[Source extract Boundary: Start]
How to Eat and Train like a Rugby Player

 

With the Lions last test against New Zealand this morning we give you an insight to a professional rugby players nutrition and exercise plan! Can you repeat it and #MakeItHappen

Below gives you an exercise plan for the week alongside two separate diets for training and match days.

Monday:

Weights day

Back squat-4×10*
Pull ups (Overhand grip)

Lunges-3×12
SA Chest press-3×12*

Shoulder press-3×12
Bicep curl-3×12

V-sits-3×20
Plank-45secs

Tuesday: Row day

1km: Easy row
10x100m (20s rest in between)
2mins rest
10x250m (30s rest in between)
2mins rest
10x100m (20s rest in between)
[Source extract Boundary: End]
[Data provided Boundary: Start]
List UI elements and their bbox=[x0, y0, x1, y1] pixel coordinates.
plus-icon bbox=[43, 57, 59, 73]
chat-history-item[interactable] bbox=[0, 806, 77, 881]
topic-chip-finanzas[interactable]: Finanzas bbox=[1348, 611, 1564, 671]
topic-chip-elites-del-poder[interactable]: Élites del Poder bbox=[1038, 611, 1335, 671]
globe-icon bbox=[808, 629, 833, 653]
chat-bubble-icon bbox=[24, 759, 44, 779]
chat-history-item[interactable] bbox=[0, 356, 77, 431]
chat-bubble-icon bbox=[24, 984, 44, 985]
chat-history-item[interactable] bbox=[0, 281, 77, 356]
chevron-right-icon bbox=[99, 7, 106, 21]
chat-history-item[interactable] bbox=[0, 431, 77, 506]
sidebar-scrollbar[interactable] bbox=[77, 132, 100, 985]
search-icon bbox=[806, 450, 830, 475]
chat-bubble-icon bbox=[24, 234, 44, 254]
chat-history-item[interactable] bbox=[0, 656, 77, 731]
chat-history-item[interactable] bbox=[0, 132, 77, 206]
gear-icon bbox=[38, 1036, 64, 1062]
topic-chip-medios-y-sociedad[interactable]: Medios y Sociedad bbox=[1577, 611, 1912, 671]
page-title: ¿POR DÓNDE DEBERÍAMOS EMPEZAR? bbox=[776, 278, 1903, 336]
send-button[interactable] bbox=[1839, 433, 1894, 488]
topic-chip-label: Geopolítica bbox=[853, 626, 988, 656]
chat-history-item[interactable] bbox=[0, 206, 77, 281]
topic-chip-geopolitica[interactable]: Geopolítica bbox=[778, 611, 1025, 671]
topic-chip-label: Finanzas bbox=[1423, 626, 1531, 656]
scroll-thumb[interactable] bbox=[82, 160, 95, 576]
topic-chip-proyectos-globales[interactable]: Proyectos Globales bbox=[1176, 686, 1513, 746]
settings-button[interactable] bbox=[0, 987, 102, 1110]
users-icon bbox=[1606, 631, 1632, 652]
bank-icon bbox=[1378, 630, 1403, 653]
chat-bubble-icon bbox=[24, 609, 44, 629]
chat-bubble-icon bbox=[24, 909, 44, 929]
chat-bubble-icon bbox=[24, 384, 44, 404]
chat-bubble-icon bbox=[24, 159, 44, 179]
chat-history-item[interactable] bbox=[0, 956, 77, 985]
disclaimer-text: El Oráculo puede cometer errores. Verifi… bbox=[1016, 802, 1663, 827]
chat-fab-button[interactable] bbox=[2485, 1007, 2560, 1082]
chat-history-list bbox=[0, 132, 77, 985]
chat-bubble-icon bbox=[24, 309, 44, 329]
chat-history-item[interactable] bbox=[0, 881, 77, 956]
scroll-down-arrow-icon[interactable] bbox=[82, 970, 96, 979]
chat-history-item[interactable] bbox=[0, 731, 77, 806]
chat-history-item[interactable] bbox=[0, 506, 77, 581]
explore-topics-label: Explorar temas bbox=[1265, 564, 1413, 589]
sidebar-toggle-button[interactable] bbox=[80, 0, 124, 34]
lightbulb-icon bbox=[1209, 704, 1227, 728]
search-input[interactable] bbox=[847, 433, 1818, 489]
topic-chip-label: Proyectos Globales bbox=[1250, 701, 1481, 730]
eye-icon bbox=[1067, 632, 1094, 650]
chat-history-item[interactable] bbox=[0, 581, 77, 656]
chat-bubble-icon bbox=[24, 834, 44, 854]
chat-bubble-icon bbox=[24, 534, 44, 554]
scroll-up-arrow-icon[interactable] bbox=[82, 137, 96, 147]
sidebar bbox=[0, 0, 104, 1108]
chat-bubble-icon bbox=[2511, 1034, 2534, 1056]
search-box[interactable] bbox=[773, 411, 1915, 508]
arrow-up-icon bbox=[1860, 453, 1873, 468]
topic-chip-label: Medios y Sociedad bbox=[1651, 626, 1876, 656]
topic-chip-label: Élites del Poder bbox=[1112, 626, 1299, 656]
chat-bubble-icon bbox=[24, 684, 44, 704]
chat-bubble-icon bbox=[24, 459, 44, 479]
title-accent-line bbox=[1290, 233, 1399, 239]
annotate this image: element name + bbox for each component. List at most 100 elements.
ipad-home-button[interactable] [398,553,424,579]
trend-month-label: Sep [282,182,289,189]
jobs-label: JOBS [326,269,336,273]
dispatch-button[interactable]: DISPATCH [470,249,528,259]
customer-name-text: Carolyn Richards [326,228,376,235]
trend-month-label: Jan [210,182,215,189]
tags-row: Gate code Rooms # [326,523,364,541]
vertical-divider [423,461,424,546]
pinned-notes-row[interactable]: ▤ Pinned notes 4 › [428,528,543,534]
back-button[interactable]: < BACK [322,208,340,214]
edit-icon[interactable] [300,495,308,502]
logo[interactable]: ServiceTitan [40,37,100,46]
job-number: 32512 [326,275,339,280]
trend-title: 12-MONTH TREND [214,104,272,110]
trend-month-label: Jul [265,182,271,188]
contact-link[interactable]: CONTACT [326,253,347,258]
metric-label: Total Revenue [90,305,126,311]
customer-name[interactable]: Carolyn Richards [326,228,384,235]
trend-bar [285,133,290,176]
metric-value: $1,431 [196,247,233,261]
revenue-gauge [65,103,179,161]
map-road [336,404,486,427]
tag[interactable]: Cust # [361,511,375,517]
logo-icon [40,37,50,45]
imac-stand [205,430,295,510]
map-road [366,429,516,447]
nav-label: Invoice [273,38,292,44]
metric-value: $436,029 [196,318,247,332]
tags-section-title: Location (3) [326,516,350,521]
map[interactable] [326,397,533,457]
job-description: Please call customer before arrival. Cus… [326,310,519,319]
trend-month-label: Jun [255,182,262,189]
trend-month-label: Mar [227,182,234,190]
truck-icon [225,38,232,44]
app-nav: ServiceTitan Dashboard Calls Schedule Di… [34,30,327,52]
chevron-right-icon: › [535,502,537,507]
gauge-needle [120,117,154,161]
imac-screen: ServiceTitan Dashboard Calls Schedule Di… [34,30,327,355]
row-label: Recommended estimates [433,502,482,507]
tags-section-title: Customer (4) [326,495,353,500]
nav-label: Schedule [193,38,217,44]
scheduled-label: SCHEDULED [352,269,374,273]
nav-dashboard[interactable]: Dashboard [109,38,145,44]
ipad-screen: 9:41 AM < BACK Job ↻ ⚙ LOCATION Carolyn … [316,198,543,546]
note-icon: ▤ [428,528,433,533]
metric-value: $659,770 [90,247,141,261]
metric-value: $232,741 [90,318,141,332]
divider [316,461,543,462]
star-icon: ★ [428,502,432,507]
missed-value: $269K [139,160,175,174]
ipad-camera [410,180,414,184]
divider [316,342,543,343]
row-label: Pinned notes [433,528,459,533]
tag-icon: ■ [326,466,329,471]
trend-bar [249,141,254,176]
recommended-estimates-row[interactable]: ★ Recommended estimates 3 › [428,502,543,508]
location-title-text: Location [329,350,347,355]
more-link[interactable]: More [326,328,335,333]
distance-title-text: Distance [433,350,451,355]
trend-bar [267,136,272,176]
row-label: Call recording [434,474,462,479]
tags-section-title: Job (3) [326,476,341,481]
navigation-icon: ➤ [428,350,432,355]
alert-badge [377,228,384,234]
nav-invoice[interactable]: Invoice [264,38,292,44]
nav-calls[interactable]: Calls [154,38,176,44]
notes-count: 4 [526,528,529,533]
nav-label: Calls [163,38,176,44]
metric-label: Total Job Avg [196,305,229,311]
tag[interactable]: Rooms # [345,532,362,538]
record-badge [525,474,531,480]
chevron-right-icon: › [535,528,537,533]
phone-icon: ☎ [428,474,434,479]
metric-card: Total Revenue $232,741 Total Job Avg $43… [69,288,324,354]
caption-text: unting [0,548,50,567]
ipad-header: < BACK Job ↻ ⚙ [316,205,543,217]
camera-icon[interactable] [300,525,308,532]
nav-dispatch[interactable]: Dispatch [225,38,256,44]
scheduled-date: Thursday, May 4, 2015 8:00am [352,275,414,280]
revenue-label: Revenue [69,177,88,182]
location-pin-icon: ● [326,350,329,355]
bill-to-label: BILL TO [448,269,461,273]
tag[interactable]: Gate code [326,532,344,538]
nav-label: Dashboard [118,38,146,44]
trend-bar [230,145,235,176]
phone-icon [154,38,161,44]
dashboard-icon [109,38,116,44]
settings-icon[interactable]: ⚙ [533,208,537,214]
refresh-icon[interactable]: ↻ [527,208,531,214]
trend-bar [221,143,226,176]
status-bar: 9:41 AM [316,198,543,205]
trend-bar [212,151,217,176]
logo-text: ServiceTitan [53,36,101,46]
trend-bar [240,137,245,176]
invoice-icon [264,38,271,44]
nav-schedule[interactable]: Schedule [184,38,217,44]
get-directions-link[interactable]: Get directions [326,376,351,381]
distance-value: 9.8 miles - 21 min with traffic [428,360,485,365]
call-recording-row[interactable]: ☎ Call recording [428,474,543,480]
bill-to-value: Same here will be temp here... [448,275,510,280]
[Data provided Boundary: End]
# [Work task]
Retype the rugby training article, starting with "With the Lions" and going on through "and match days.". None of the items are needed here.

# [Exercise result]
With the Lions last test against New Zealand this morning we give you an insight to a professional rugby players nutrition and exercise plan! Can you repeat it and #MakeItHappen

Below gives you an exercise plan for the week alongside two separate diets for training and match days.